■ PASSAGE TO READ
Accuracy of your GPS and a history lesson

Until recently within the past 10 years or so, GPS's have only been accurate upto 100 feet. It wasn't President Bill Clinton signed a bill to force the military into stopping sending signals to individual civilian gps units to disrupt the accuracy. When this bill came into effect it allowed gps's to be accurate to 10-15 feet. So im assuming that those sites are also using the same 100 foot principle.

--
Garmin Nuvi 360, Etrex Legend, Oregon 200; Lowrance 520c. "We herd sheep, we drive cattle, we lead people. Lead me, follow me, or get out of my way." -General George S. Patton

I did something similar

ahsumtoy wrote:

What I do now is bring up the BofA site where it shows the map. They use Microsoft Visual Earth. You can zoom in to see where the bank is. Then I bring up Garmin's Mapsource, put in the address and see if it is in the same place. If so, I grab the coordinates for the bank. This is time consuming but you end up with a specise lat/long for that bank. Sure does take a lot of time though.

■ THE DATA
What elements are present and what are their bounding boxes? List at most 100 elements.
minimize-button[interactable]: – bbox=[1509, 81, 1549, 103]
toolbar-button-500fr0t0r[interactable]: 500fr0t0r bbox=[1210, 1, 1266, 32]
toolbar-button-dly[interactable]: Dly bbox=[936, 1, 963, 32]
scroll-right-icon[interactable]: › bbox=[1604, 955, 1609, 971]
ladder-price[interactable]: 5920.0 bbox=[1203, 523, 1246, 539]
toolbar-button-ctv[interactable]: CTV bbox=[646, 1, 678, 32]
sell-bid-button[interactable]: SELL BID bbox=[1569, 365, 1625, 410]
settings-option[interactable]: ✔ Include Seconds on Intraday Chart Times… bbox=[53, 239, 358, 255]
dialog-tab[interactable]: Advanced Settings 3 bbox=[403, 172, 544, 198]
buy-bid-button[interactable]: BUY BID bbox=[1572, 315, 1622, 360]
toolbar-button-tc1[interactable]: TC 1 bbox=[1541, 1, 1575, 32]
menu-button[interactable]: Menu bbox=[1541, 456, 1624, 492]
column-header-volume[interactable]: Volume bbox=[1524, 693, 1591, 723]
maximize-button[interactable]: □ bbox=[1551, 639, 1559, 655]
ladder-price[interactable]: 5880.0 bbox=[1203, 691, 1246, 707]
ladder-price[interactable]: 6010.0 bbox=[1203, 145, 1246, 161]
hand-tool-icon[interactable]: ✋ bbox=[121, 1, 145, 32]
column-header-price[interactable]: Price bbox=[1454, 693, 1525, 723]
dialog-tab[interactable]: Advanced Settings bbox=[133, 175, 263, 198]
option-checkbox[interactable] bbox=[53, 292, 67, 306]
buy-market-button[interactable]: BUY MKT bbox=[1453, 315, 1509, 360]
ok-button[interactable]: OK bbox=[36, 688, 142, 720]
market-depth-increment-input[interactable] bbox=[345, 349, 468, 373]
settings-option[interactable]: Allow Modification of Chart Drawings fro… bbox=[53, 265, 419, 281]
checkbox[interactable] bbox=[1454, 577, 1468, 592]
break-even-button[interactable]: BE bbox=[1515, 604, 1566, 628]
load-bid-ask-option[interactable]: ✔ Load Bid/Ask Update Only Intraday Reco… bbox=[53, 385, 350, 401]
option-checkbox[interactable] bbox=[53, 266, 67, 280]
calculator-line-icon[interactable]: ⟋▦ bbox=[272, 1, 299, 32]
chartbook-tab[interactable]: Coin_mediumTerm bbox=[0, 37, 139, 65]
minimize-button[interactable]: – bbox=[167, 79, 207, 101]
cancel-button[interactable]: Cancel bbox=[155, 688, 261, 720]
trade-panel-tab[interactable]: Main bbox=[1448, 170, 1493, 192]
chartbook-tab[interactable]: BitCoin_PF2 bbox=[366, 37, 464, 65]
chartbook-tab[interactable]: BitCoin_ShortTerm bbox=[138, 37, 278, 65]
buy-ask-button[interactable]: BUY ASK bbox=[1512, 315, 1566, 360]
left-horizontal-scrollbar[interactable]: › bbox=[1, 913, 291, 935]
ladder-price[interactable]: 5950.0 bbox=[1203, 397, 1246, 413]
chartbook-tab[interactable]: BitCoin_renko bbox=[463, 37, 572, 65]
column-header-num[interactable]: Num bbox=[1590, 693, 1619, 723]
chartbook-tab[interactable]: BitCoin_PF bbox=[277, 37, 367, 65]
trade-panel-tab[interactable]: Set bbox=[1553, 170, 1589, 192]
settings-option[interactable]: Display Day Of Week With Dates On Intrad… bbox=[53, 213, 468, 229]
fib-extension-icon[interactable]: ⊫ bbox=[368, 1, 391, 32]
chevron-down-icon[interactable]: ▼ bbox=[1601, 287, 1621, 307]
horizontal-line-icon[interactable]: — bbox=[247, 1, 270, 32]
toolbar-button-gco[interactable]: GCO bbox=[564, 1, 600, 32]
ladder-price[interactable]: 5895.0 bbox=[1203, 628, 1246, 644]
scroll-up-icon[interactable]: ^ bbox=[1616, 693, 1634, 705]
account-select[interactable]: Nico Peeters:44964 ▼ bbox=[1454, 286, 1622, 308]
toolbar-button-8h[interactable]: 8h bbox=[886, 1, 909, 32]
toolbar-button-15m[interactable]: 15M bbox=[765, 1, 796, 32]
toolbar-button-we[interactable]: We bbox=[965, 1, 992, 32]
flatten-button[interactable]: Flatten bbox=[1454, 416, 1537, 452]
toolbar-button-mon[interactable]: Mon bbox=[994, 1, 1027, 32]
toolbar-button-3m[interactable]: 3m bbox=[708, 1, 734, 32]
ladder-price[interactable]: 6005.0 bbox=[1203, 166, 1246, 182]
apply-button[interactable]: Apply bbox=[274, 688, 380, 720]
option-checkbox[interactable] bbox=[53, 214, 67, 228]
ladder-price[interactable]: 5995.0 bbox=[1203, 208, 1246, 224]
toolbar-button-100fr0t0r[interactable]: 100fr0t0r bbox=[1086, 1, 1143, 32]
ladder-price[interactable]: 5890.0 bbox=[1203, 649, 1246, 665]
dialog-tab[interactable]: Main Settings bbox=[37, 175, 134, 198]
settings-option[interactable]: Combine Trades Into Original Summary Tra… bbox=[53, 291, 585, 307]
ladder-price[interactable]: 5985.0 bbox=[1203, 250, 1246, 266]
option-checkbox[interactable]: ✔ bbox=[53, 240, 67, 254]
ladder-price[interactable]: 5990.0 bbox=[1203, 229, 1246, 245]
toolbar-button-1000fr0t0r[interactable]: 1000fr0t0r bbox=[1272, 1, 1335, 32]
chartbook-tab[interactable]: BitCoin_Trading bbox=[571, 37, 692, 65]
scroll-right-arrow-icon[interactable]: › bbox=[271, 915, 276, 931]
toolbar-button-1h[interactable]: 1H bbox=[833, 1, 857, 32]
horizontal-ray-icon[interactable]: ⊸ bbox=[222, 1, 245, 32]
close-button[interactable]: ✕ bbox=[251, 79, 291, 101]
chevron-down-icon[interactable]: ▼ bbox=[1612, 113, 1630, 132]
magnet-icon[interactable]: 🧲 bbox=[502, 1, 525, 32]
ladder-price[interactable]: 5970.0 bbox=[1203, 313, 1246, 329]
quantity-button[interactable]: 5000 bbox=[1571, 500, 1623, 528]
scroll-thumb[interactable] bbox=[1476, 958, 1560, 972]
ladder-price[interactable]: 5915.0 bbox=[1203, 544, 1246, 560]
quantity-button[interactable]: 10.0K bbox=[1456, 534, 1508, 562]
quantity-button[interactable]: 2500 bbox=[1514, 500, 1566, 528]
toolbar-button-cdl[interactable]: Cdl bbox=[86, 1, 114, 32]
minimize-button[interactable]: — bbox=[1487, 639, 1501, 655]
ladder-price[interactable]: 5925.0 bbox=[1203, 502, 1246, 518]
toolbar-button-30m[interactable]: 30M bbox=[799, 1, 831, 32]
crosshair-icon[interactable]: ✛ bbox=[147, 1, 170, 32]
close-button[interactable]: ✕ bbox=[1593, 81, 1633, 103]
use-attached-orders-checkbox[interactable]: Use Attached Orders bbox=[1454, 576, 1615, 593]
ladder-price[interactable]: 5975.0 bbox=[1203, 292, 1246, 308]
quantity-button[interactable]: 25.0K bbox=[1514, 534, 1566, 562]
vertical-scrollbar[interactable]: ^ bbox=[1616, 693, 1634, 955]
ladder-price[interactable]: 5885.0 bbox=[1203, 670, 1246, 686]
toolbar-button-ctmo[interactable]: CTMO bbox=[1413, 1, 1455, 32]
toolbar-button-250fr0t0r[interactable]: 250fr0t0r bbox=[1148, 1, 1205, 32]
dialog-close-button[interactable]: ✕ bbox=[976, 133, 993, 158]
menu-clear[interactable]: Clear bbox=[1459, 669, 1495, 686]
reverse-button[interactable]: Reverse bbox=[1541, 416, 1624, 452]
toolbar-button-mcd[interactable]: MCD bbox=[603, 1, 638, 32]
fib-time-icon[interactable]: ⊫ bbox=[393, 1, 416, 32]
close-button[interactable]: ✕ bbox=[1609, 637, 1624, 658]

■ EXERCISE TASKS
1. Say whether each statement agrees with the GPS accuracy passage. Answer yes or no, and quote the words from the passage that decide it.
(a) Until recently, GPS units were accurate only up to 100 feet.
(b) After the bill took effect, GPS units could be accurate to 10-15 feet.
(c) The BofA site shows its map with Google Maps.
2. Carry on the GPS accuracy passage from its final sentence.

■ YOUR WRITTEN ANSWERS
1.
(a) Yes: "GPS's have only been accurate upto 100 feet."
(b) Yes: "it allowed gps's to be accurate to 10-15 feet."
(c) No: "They use Microsoft Visual Earth."

2.
I did somthing similar for a POI file I created. I found the location I was looking for using Google Maps and entered the code "javascript:void(prompt('',gApplication.getMap().getCenter()));" (without "") in the browser address bar and a popup shows you the co-ordinates in the center of the map (to 15 decimal points). I rounded to 6 decimal points. Cool thing is, once the code is in the address bar, it stays so I find my next location and hit "go" again for the new location.

bad

that's pretty bad. mine that I could tell is usually only a few feet off. hmm, i have to look into this further.

The best way is to always

The best way is to always double check your POI. Do a visual as much as possible. Sometimes if you give a address even in Google you will see that you may end up miles away if you don't double check. Plus if you donate your CSV file the person who will use it will be confidend that he may not be lost on spur of the moment decision to use your POI.